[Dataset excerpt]
○ ○ ○ ○ ○ ○ ○
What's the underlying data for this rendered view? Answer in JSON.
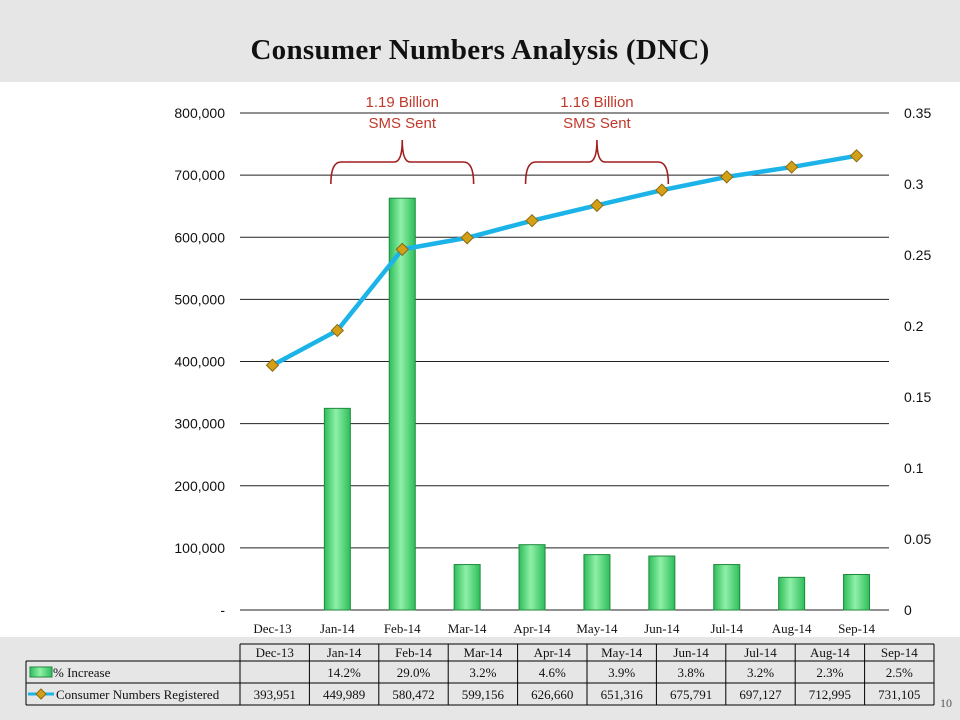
{
  "slide": {
    "title": "Consumer Numbers Analysis  (DNC)",
    "page_number": "10"
  },
  "annotations": [
    {
      "label": "1.19 Billion\nSMS Sent",
      "from_category": "Jan-14",
      "to_category": "Mar-14"
    },
    {
      "label": "1.16 Billion\nSMS Sent",
      "from_category": "Apr-14",
      "to_category": "Jun-14"
    }
  ],
  "chart_data": {
    "type": "bar",
    "categories": [
      "Dec-13",
      "Jan-14",
      "Feb-14",
      "Mar-14",
      "Apr-14",
      "May-14",
      "Jun-14",
      "Jul-14",
      "Aug-14",
      "Sep-14"
    ],
    "left_axis": {
      "ylim": [
        0,
        800000
      ],
      "ticks": [
        0,
        100000,
        200000,
        300000,
        400000,
        500000,
        600000,
        700000,
        800000
      ],
      "tick_labels": [
        "-",
        "100,000",
        "200,000",
        "300,000",
        "400,000",
        "500,000",
        "600,000",
        "700,000",
        "800,000"
      ]
    },
    "right_axis": {
      "ylim": [
        0,
        0.35
      ],
      "ticks": [
        0,
        0.05,
        0.1,
        0.15,
        0.2,
        0.25,
        0.3,
        0.35
      ],
      "tick_labels": [
        "0",
        "0.05",
        "0.1",
        "0.15",
        "0.2",
        "0.25",
        "0.3",
        "0.35"
      ]
    },
    "grid": true,
    "series": [
      {
        "name": "% Increase",
        "kind": "bar",
        "axis": "right",
        "color": "#3fd86f",
        "values": [
          null,
          0.142,
          0.29,
          0.032,
          0.046,
          0.039,
          0.038,
          0.032,
          0.023,
          0.025
        ],
        "table_labels": [
          "",
          "14.2%",
          "29.0%",
          "3.2%",
          "4.6%",
          "3.9%",
          "3.8%",
          "3.2%",
          "2.3%",
          "2.5%"
        ]
      },
      {
        "name": "Consumer Numbers Registered",
        "kind": "line",
        "axis": "left",
        "color": "#1cb4e8",
        "marker_color": "#d4a017",
        "values": [
          393951,
          449989,
          580472,
          599156,
          626660,
          651316,
          675791,
          697127,
          712995,
          731105
        ],
        "table_labels": [
          "393,951",
          "449,989",
          "580,472",
          "599,156",
          "626,660",
          "651,316",
          "675,791",
          "697,127",
          "712,995",
          "731,105"
        ]
      }
    ]
  }
}
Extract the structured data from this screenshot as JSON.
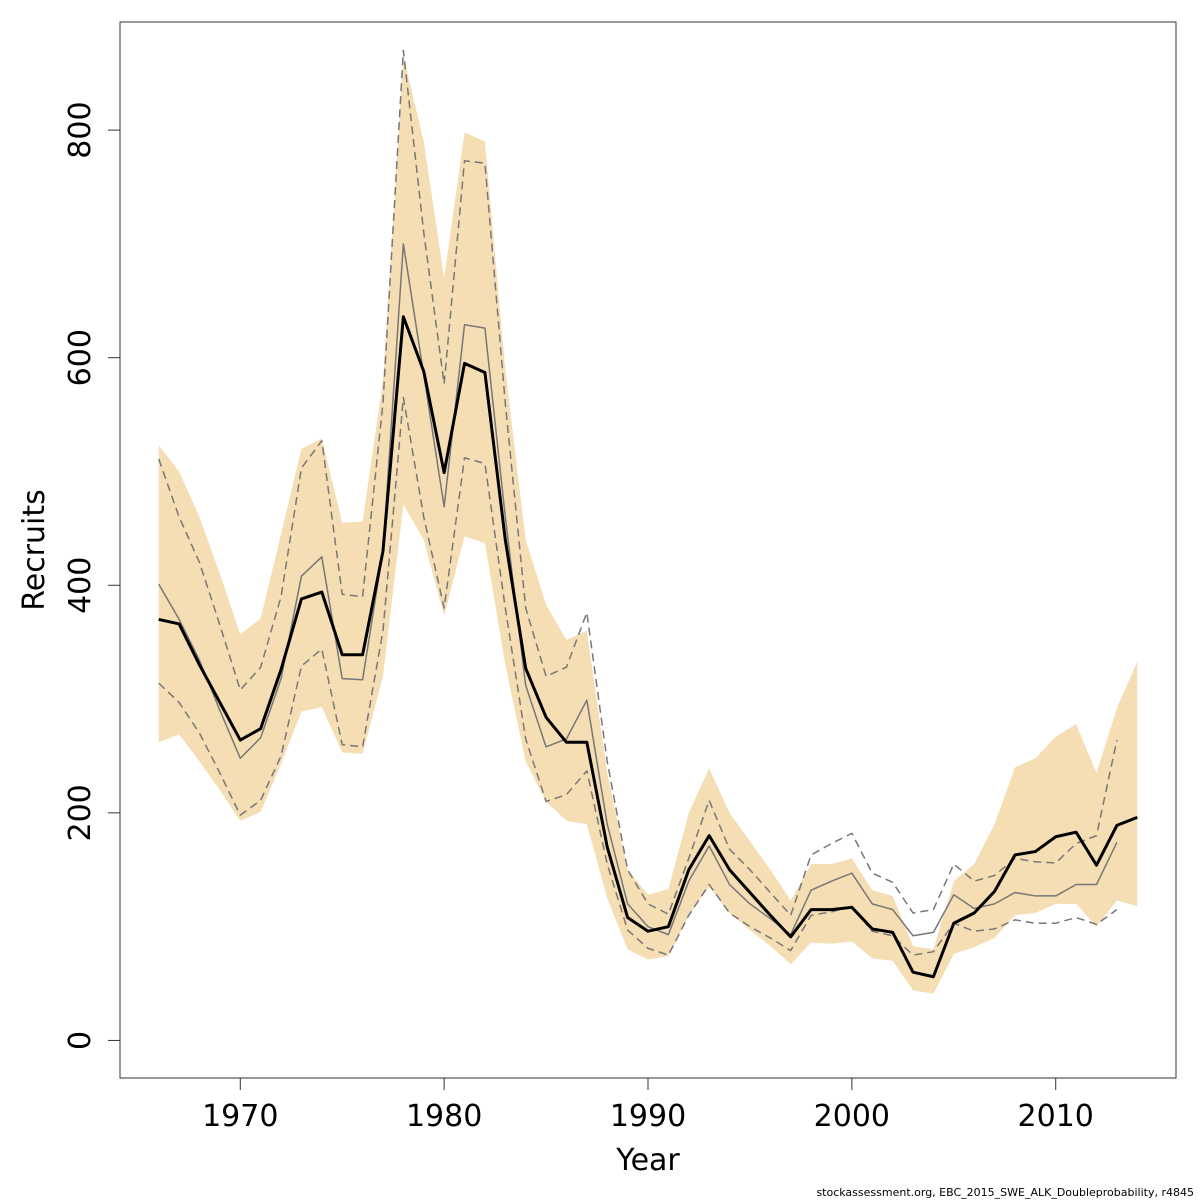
{
  "chart_data": {
    "type": "line",
    "xlabel": "Year",
    "ylabel": "Recruits",
    "footnote": "stockassessment.org, EBC_2015_SWE_ALK_Doubleprobability, r4845",
    "x": [
      1966,
      1967,
      1968,
      1969,
      1970,
      1971,
      1972,
      1973,
      1974,
      1975,
      1976,
      1977,
      1978,
      1979,
      1980,
      1981,
      1982,
      1983,
      1984,
      1985,
      1986,
      1987,
      1988,
      1989,
      1990,
      1991,
      1992,
      1993,
      1994,
      1995,
      1996,
      1997,
      1998,
      1999,
      2000,
      2001,
      2002,
      2003,
      2004,
      2005,
      2006,
      2007,
      2008,
      2009,
      2010,
      2011,
      2012,
      2013,
      2014
    ],
    "band": {
      "color": "#f5deb3",
      "upper": [
        523,
        500,
        460,
        410,
        357,
        371,
        445,
        520,
        529,
        455,
        456,
        580,
        865,
        790,
        670,
        798,
        790,
        590,
        440,
        383,
        352,
        360,
        235,
        150,
        128,
        133,
        200,
        239,
        200,
        175,
        150,
        123,
        155,
        155,
        160,
        132,
        127,
        83,
        80,
        140,
        155,
        190,
        240,
        248,
        267,
        278,
        235,
        292,
        333
      ],
      "lower": [
        262,
        269,
        245,
        220,
        193,
        201,
        243,
        289,
        293,
        253,
        252,
        320,
        471,
        440,
        373,
        443,
        437,
        330,
        245,
        210,
        193,
        190,
        125,
        80,
        71,
        74,
        110,
        135,
        112,
        97,
        83,
        67,
        86,
        85,
        87,
        72,
        70,
        44,
        41,
        76,
        82,
        90,
        110,
        112,
        120,
        120,
        100,
        123,
        118
      ]
    },
    "series": [
      {
        "color": "#777777",
        "style": "dashed",
        "width": 1.5,
        "values": [
          511,
          460,
          420,
          365,
          308,
          328,
          390,
          503,
          527,
          392,
          390,
          560,
          870,
          710,
          577,
          773,
          771,
          560,
          380,
          320,
          328,
          376,
          245,
          150,
          120,
          111,
          160,
          211,
          168,
          150,
          130,
          110,
          163,
          173,
          182,
          147,
          139,
          112,
          115,
          155,
          140,
          145,
          160,
          157,
          156,
          173,
          180,
          264,
          null
        ]
      },
      {
        "color": "#777777",
        "style": "dashed",
        "width": 1.5,
        "values": [
          314,
          297,
          270,
          235,
          198,
          211,
          250,
          329,
          344,
          260,
          258,
          360,
          565,
          460,
          380,
          512,
          507,
          380,
          265,
          210,
          216,
          237,
          155,
          97,
          81,
          75,
          110,
          137,
          112,
          100,
          90,
          79,
          110,
          113,
          118,
          96,
          92,
          75,
          78,
          103,
          96,
          98,
          106,
          103,
          103,
          108,
          102,
          115,
          null
        ]
      },
      {
        "color": "#777777",
        "style": "solid",
        "width": 1.5,
        "values": [
          401,
          370,
          334,
          290,
          248,
          266,
          318,
          408,
          425,
          318,
          317,
          430,
          700,
          585,
          469,
          629,
          626,
          460,
          312,
          258,
          265,
          299,
          190,
          120,
          100,
          93,
          140,
          171,
          137,
          120,
          107,
          93,
          132,
          140,
          147,
          120,
          115,
          92,
          95,
          128,
          116,
          120,
          130,
          127,
          127,
          137,
          137,
          174,
          null
        ]
      },
      {
        "color": "#000000",
        "style": "solid",
        "width": 3,
        "values": [
          370,
          366,
          330,
          297,
          264,
          274,
          326,
          388,
          394,
          339,
          339,
          430,
          636,
          588,
          499,
          595,
          587,
          440,
          327,
          284,
          262,
          262,
          170,
          108,
          96,
          100,
          150,
          180,
          150,
          130,
          110,
          91,
          115,
          115,
          117,
          98,
          95,
          60,
          56,
          103,
          112,
          131,
          163,
          166,
          179,
          183,
          154,
          189,
          196
        ]
      }
    ],
    "xlim": [
      1964.1,
      2015.9
    ],
    "ylim": [
      -33,
      895
    ],
    "xticks": [
      1970,
      1980,
      1990,
      2000,
      2010
    ],
    "yticks": [
      0,
      200,
      400,
      600,
      800
    ]
  }
}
○ ○ ○ ○ ○ ○ ○
### The problem
Give the count of lines in the data above that hold the string "Consumer", with no additional words.

### Task solution
2